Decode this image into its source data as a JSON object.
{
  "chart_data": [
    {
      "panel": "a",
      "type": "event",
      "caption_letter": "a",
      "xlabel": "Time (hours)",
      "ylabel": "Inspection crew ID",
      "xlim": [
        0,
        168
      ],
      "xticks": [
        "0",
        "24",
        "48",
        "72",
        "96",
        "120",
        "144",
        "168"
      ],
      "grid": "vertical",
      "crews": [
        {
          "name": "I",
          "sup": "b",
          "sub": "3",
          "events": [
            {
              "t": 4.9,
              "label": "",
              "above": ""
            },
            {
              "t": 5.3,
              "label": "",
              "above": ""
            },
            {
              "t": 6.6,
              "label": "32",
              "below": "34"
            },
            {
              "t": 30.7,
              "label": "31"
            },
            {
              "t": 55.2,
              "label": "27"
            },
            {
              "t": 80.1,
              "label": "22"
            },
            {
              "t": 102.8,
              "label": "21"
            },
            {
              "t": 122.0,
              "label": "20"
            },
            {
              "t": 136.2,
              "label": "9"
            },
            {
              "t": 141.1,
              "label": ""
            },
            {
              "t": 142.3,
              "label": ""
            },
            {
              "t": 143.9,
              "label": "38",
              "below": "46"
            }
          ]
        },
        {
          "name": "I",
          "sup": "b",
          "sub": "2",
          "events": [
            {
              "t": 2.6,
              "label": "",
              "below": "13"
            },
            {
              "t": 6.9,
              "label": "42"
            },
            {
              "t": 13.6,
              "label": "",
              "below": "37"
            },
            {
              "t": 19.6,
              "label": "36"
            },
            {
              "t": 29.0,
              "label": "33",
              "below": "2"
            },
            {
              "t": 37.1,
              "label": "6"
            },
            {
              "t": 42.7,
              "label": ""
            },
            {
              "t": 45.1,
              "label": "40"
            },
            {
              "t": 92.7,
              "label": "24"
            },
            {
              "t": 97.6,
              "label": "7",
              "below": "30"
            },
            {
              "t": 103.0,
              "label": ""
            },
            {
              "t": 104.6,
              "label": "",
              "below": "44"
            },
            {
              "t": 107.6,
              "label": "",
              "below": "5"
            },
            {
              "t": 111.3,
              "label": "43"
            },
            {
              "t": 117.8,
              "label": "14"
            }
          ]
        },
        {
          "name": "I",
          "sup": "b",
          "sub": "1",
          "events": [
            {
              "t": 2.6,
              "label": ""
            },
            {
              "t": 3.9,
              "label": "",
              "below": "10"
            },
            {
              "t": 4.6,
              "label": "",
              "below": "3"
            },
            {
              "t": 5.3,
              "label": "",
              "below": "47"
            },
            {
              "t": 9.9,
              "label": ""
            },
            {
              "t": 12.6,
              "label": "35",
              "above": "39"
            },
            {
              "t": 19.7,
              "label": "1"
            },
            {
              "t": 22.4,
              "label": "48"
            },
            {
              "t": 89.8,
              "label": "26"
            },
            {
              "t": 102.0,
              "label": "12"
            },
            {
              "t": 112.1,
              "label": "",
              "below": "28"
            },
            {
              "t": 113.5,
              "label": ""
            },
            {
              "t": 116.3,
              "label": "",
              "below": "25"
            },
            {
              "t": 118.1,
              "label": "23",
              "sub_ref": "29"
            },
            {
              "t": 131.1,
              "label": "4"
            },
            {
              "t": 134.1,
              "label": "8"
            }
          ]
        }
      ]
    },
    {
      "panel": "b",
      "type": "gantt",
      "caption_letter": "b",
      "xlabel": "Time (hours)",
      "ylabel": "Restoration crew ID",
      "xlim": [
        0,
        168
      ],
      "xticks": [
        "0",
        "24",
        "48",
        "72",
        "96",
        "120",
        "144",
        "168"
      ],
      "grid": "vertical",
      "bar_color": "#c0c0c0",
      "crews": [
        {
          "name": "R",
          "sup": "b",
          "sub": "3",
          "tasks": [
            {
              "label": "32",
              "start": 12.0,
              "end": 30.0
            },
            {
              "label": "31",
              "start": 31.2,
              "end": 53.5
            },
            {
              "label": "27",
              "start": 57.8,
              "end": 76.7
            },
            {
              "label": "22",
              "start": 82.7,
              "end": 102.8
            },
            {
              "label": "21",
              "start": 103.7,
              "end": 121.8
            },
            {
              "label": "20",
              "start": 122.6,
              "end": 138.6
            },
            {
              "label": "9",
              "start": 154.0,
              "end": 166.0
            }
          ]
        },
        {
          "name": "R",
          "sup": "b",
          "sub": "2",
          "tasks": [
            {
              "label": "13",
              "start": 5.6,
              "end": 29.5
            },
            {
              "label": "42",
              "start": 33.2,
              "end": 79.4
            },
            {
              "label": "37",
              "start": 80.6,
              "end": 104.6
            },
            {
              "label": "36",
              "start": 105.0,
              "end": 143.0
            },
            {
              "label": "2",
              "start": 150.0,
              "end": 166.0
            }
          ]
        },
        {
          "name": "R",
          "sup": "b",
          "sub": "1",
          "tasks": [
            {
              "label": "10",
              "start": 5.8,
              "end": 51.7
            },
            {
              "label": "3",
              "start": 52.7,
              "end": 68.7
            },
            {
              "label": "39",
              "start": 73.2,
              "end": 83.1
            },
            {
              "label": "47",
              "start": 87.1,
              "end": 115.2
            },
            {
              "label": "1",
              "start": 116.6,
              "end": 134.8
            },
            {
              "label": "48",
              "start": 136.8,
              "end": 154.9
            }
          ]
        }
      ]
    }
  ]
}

--------

Work required:
Repeat every entry exactly, please.

Task answer:
Decode this image into its source data as a JSON object.
{
  "chart_data": [
    {
      "panel": "a",
      "type": "event",
      "caption_letter": "a",
      "xlabel": "Time (hours)",
      "ylabel": "Inspection crew ID",
      "xlim": [
        0,
        168
      ],
      "xticks": [
        "0",
        "24",
        "48",
        "72",
        "96",
        "120",
        "144",
        "168"
      ],
      "grid": "vertical",
      "crews": [
        {
          "name": "I",
          "sup": "b",
          "sub": "3",
          "events": [
            {
              "t": 4.9,
              "label": "",
              "above": ""
            },
            {
              "t": 5.3,
              "label": "",
              "above": ""
            },
            {
              "t": 6.6,
              "label": "32",
              "below": "34"
            },
            {
              "t": 30.7,
              "label": "31"
            },
            {
              "t": 55.2,
              "label": "27"
            },
            {
              "t": 80.1,
              "label": "22"
            },
            {
              "t": 102.8,
              "label": "21"
            },
            {
              "t": 122.0,
              "label": "20"
            },
            {
              "t": 136.2,
              "label": "9"
            },
            {
              "t": 141.1,
              "label": ""
            },
            {
              "t": 142.3,
              "label": ""
            },
            {
              "t": 143.9,
              "label": "38",
              "below": "46"
            }
          ]
        },
        {
          "name": "I",
          "sup": "b",
          "sub": "2",
          "events": [
            {
              "t": 2.6,
              "label": "",
              "below": "13"
            },
            {
              "t": 6.9,
              "label": "42"
            },
            {
              "t": 13.6,
              "label": "",
              "below": "37"
            },
            {
              "t": 19.6,
              "label": "36"
            },
            {
              "t": 29.0,
              "label": "33",
              "below": "2"
            },
            {
              "t": 37.1,
              "label": "6"
            },
            {
              "t": 42.7,
              "label": ""
            },
            {
              "t": 45.1,
              "label": "40"
            },
            {
              "t": 92.7,
              "label": "24"
            },
            {
              "t": 97.6,
              "label": "7",
              "below": "30"
            },
            {
              "t": 103.0,
              "label": ""
            },
            {
              "t": 104.6,
              "label": "",
              "below": "44"
            },
            {
              "t": 107.6,
              "label": "",
              "below": "5"
            },
            {
              "t": 111.3,
              "label": "43"
            },
            {
              "t": 117.8,
              "label": "14"
            }
          ]
        },
        {
          "name": "I",
          "sup": "b",
          "sub": "1",
          "events": [
            {
              "t": 2.6,
              "label": ""
            },
            {
              "t": 3.9,
              "label": "",
              "below": "10"
            },
            {
              "t": 4.6,
              "label": "",
              "below": "3"
            },
            {
              "t": 5.3,
              "label": "",
              "below": "47"
            },
            {
              "t": 9.9,
              "label": ""
            },
            {
              "t": 12.6,
              "label": "35",
              "above": "39"
            },
            {
              "t": 19.7,
              "label": "1"
            },
            {
              "t": 22.4,
              "label": "48"
            },
            {
              "t": 89.8,
              "label": "26"
            },
            {
              "t": 102.0,
              "label": "12"
            },
            {
              "t": 112.1,
              "label": "",
              "below": "28"
            },
            {
              "t": 113.5,
              "label": ""
            },
            {
              "t": 116.3,
              "label": "",
              "below": "25"
            },
            {
              "t": 118.1,
              "label": "23",
              "sub_ref": "29"
            },
            {
              "t": 131.1,
              "label": "4"
            },
            {
              "t": 134.1,
              "label": "8"
            }
          ]
        }
      ]
    },
    {
      "panel": "b",
      "type": "gantt",
      "caption_letter": "b",
      "xlabel": "Time (hours)",
      "ylabel": "Restoration crew ID",
      "xlim": [
        0,
        168
      ],
      "xticks": [
        "0",
        "24",
        "48",
        "72",
        "96",
        "120",
        "144",
        "168"
      ],
      "grid": "vertical",
      "bar_color": "#c0c0c0",
      "crews": [
        {
          "name": "R",
          "sup": "b",
          "sub": "3",
          "tasks": [
            {
              "label": "32",
              "start": 12.0,
              "end": 30.0
            },
            {
              "label": "31",
              "start": 31.2,
              "end": 53.5
            },
            {
              "label": "27",
              "start": 57.8,
              "end": 76.7
            },
            {
              "label": "22",
              "start": 82.7,
              "end": 102.8
            },
            {
              "label": "21",
              "start": 103.7,
              "end": 121.8
            },
            {
              "label": "20",
              "start": 122.6,
              "end": 138.6
            },
            {
              "label": "9",
              "start": 154.0,
              "end": 166.0
            }
          ]
        },
        {
          "name": "R",
          "sup": "b",
          "sub": "2",
          "tasks": [
            {
              "label": "13",
              "start": 5.6,
              "end": 29.5
            },
            {
              "label": "42",
              "start": 33.2,
              "end": 79.4
            },
            {
              "label": "37",
              "start": 80.6,
              "end": 104.6
            },
            {
              "label": "36",
              "start": 105.0,
              "end": 143.0
            },
            {
              "label": "2",
              "start": 150.0,
              "end": 166.0
            }
          ]
        },
        {
          "name": "R",
          "sup": "b",
          "sub": "1",
          "tasks": [
            {
              "label": "10",
              "start": 5.8,
              "end": 51.7
            },
            {
              "label": "3",
              "start": 52.7,
              "end": 68.7
            },
            {
              "label": "39",
              "start": 73.2,
              "end": 83.1
            },
            {
              "label": "47",
              "start": 87.1,
              "end": 115.2
            },
            {
              "label": "1",
              "start": 116.6,
              "end": 134.8
            },
            {
              "label": "48",
              "start": 136.8,
              "end": 154.9
            }
          ]
        }
      ]
    }
  ]
}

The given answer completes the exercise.